====== Source document

Skip to content

Guardrails

Guardrails are the policy surface for safety checks and scoped enforcement.

Guardrails

What this page does

  • Define reusable guardrail policies
  • Choose a built-in preset or advanced custom guardrail class
  • Set mode, action, threshold, and default enabled state
  • Assign policies at organization, team, or API-key scope

Page structure

  • Top table lists the current global guardrail definitions
  • Create / edit modal uses preset-based forms for bundled guardrails and keeps raw class paths behind an advanced custom mode
  • Scoped Assignments applies policies where they should take effect
  • Capability banners show whether Presidio is running with the full engine or the limited regex fallback

Scope resolution

Assignments follow the same hierarchy used elsewhere in the gateway:

  • global
  • organization
  • team
  • API key

Use the scoped editor when a policy should apply only to a specific tenant or integration instead of the full platform.

============

Assigned task -> In the guardrails page, what do the capability banners show? The entries that come next were taken from a different source than the guardrails page.

====== Given records

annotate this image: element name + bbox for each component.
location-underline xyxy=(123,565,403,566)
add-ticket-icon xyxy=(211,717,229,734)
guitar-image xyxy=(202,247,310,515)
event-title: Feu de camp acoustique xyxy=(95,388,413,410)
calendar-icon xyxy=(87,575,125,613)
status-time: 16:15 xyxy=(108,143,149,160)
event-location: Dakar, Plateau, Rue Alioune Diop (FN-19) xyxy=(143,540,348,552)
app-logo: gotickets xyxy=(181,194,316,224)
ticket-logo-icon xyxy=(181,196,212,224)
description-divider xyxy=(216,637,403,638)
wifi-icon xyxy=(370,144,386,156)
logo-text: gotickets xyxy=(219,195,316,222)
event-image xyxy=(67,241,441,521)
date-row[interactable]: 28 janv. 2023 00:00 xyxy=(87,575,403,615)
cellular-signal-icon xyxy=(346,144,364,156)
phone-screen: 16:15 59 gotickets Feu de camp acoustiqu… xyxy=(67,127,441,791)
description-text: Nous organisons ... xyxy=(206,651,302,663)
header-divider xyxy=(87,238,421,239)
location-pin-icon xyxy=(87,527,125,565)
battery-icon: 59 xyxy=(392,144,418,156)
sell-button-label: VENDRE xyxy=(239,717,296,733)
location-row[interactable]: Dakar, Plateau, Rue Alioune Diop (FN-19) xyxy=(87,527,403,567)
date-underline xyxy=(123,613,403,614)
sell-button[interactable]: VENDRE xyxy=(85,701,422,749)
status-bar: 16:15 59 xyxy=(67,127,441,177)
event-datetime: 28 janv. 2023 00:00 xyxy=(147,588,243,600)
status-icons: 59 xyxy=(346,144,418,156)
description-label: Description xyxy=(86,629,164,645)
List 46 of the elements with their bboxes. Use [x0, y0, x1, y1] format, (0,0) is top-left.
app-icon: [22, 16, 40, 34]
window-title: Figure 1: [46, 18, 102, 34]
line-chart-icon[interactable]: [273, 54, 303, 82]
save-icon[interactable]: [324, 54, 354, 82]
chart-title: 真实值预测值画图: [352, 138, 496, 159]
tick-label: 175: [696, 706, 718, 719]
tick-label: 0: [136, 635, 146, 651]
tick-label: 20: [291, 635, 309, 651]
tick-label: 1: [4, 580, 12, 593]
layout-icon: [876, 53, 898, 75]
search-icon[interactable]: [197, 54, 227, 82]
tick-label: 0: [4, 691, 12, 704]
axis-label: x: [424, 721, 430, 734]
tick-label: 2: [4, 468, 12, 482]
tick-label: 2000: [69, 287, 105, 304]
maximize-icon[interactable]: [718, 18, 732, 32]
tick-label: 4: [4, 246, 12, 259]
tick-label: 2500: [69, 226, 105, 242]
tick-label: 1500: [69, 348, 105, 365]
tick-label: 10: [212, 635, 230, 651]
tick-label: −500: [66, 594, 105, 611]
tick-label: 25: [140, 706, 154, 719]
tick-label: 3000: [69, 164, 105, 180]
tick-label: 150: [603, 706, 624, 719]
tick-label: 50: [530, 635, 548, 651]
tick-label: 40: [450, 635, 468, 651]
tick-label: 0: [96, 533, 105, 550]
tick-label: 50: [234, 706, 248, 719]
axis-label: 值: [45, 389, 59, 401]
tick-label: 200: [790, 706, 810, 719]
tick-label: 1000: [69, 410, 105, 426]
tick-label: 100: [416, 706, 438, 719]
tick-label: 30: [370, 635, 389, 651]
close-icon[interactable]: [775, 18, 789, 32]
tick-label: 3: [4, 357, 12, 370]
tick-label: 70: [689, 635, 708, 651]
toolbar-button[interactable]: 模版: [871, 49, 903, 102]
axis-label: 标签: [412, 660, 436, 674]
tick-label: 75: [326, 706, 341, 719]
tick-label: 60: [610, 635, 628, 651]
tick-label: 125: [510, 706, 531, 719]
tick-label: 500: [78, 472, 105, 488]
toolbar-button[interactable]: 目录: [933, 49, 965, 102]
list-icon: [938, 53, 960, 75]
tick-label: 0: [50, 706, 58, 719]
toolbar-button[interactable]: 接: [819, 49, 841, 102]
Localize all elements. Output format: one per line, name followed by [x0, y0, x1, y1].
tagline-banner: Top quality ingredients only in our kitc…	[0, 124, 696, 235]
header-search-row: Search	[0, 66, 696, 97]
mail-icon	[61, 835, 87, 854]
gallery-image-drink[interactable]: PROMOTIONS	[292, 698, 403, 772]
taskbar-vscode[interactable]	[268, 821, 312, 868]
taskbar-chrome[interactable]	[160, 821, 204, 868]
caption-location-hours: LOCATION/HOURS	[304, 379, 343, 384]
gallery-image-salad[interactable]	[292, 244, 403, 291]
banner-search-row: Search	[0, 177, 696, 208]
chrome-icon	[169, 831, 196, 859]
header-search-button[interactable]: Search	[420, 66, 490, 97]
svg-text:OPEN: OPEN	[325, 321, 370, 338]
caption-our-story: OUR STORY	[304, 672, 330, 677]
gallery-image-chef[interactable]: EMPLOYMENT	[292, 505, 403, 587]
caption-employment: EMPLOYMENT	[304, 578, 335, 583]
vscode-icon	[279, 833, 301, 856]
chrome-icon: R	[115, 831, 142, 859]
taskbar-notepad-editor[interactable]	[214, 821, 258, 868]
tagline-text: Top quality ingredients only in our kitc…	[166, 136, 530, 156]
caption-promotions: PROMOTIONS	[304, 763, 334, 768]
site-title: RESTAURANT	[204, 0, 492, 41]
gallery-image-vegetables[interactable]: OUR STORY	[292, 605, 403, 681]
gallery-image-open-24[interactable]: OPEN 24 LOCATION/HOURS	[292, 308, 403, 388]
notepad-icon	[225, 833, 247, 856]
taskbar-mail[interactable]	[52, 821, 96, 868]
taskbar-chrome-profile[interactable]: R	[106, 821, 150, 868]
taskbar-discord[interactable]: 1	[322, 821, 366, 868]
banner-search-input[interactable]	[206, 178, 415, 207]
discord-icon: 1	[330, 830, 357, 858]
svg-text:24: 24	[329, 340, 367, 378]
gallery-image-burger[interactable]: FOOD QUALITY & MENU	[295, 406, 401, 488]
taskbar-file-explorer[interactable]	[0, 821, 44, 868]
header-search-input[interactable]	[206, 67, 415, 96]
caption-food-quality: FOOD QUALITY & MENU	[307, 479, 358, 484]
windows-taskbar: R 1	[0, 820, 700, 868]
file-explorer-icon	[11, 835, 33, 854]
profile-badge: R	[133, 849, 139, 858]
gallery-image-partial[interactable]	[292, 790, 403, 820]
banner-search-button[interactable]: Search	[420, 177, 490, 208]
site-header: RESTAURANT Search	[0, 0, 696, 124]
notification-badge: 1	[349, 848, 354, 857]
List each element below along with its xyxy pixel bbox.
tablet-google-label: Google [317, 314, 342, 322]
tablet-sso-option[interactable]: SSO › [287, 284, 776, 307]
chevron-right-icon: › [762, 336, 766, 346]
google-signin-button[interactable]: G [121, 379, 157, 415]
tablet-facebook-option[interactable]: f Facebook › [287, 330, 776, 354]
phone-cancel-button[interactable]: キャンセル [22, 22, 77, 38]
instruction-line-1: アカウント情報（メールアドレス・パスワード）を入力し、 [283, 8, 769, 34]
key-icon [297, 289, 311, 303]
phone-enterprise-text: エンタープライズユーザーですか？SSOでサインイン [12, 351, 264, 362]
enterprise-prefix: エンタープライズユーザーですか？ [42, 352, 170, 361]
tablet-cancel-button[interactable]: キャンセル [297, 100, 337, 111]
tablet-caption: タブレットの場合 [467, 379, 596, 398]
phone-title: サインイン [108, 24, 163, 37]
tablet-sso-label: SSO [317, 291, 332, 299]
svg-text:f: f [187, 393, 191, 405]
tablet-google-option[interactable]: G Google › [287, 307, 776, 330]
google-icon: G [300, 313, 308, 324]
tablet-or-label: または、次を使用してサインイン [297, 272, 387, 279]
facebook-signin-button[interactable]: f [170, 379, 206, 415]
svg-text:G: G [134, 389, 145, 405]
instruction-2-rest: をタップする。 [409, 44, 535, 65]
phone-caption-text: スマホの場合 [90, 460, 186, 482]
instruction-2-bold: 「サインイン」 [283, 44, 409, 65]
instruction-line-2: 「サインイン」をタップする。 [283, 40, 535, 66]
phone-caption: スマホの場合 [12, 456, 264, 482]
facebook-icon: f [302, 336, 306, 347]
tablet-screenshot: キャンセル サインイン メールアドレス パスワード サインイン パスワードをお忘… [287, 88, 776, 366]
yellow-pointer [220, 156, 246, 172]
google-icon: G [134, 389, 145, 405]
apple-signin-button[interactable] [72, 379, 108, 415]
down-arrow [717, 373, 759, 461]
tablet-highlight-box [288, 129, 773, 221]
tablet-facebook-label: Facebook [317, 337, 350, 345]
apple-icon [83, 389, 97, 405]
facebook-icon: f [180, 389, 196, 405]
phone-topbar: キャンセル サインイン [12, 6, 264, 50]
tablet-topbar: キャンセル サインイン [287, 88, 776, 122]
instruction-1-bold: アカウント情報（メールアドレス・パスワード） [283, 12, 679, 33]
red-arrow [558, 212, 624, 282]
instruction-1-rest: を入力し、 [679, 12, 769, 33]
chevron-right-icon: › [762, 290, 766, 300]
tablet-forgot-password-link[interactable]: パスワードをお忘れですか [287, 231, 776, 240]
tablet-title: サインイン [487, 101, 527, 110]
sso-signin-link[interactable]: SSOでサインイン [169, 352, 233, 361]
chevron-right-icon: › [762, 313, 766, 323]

============

Answer section -> Whether Presidio is running with the full engine or the limited regex fallback.